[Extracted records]

*****

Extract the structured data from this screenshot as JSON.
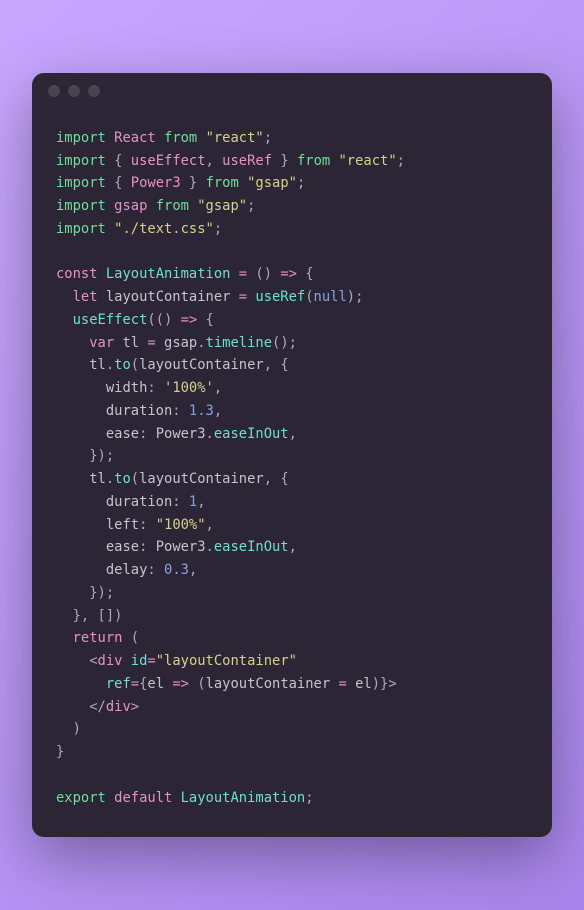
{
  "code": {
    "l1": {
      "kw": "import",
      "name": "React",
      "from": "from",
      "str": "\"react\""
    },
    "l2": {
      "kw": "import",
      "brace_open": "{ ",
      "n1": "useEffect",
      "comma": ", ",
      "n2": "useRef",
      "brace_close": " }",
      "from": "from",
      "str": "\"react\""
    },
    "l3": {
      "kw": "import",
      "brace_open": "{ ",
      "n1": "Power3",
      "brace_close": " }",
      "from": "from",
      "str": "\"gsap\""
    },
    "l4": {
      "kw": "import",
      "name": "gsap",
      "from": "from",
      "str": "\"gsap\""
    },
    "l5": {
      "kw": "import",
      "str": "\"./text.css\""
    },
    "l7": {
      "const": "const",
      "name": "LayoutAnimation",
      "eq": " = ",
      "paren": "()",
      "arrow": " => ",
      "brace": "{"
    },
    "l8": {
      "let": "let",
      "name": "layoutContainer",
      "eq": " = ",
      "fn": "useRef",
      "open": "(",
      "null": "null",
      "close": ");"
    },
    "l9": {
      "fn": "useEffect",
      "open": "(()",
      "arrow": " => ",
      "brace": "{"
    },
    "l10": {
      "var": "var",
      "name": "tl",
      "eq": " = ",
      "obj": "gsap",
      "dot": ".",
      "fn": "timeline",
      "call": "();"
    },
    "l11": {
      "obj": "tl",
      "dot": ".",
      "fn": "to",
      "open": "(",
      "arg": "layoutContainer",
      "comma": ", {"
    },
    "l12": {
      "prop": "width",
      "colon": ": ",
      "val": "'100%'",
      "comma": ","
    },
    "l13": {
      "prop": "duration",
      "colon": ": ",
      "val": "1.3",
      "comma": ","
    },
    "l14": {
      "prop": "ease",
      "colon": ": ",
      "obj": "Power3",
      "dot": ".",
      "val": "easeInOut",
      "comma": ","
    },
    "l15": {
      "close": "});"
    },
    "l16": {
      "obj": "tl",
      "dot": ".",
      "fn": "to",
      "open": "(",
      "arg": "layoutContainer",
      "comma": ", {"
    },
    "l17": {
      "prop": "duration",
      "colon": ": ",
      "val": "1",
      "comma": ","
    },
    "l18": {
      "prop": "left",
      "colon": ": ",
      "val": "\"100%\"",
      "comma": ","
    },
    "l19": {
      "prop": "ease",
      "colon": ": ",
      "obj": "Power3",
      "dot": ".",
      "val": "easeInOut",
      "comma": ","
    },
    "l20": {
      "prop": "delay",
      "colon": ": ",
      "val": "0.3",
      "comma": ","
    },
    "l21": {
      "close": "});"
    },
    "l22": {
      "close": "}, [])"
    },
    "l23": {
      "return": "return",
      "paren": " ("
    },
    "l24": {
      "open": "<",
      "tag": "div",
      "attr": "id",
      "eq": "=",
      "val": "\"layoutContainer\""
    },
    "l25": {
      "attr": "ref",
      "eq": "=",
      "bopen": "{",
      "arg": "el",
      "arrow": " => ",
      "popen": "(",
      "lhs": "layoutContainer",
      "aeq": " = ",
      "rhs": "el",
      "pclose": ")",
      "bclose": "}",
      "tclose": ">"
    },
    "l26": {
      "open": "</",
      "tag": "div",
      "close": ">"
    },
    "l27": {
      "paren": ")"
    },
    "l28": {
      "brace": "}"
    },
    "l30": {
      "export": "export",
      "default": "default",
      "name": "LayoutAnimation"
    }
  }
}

*****

Set exercise: Each record must be quoted in full and exactly. Do not include the pictures.

Exercise answer:
Extract the structured data from this screenshot as JSON.
{
  "code": {
    "l1": {
      "kw": "import",
      "name": "React",
      "from": "from",
      "str": "\"react\""
    },
    "l2": {
      "kw": "import",
      "brace_open": "{ ",
      "n1": "useEffect",
      "comma": ", ",
      "n2": "useRef",
      "brace_close": " }",
      "from": "from",
      "str": "\"react\""
    },
    "l3": {
      "kw": "import",
      "brace_open": "{ ",
      "n1": "Power3",
      "brace_close": " }",
      "from": "from",
      "str": "\"gsap\""
    },
    "l4": {
      "kw": "import",
      "name": "gsap",
      "from": "from",
      "str": "\"gsap\""
    },
    "l5": {
      "kw": "import",
      "str": "\"./text.css\""
    },
    "l7": {
      "const": "const",
      "name": "LayoutAnimation",
      "eq": " = ",
      "paren": "()",
      "arrow": " => ",
      "brace": "{"
    },
    "l8": {
      "let": "let",
      "name": "layoutContainer",
      "eq": " = ",
      "fn": "useRef",
      "open": "(",
      "null": "null",
      "close": ");"
    },
    "l9": {
      "fn": "useEffect",
      "open": "(()",
      "arrow": " => ",
      "brace": "{"
    },
    "l10": {
      "var": "var",
      "name": "tl",
      "eq": " = ",
      "obj": "gsap",
      "dot": ".",
      "fn": "timeline",
      "call": "();"
    },
    "l11": {
      "obj": "tl",
      "dot": ".",
      "fn": "to",
      "open": "(",
      "arg": "layoutContainer",
      "comma": ", {"
    },
    "l12": {
      "prop": "width",
      "colon": ": ",
      "val": "'100%'",
      "comma": ","
    },
    "l13": {
      "prop": "duration",
      "colon": ": ",
      "val": "1.3",
      "comma": ","
    },
    "l14": {
      "prop": "ease",
      "colon": ": ",
      "obj": "Power3",
      "dot": ".",
      "val": "easeInOut",
      "comma": ","
    },
    "l15": {
      "close": "});"
    },
    "l16": {
      "obj": "tl",
      "dot": ".",
      "fn": "to",
      "open": "(",
      "arg": "layoutContainer",
      "comma": ", {"
    },
    "l17": {
      "prop": "duration",
      "colon": ": ",
      "val": "1",
      "comma": ","
    },
    "l18": {
      "prop": "left",
      "colon": ": ",
      "val": "\"100%\"",
      "comma": ","
    },
    "l19": {
      "prop": "ease",
      "colon": ": ",
      "obj": "Power3",
      "dot": ".",
      "val": "easeInOut",
      "comma": ","
    },
    "l20": {
      "prop": "delay",
      "colon": ": ",
      "val": "0.3",
      "comma": ","
    },
    "l21": {
      "close": "});"
    },
    "l22": {
      "close": "}, [])"
    },
    "l23": {
      "return": "return",
      "paren": " ("
    },
    "l24": {
      "open": "<",
      "tag": "div",
      "attr": "id",
      "eq": "=",
      "val": "\"layoutContainer\""
    },
    "l25": {
      "attr": "ref",
      "eq": "=",
      "bopen": "{",
      "arg": "el",
      "arrow": " => ",
      "popen": "(",
      "lhs": "layoutContainer",
      "aeq": " = ",
      "rhs": "el",
      "pclose": ")",
      "bclose": "}",
      "tclose": ">"
    },
    "l26": {
      "open": "</",
      "tag": "div",
      "close": ">"
    },
    "l27": {
      "paren": ")"
    },
    "l28": {
      "brace": "}"
    },
    "l30": {
      "export": "export",
      "default": "default",
      "name": "LayoutAnimation"
    }
  }
}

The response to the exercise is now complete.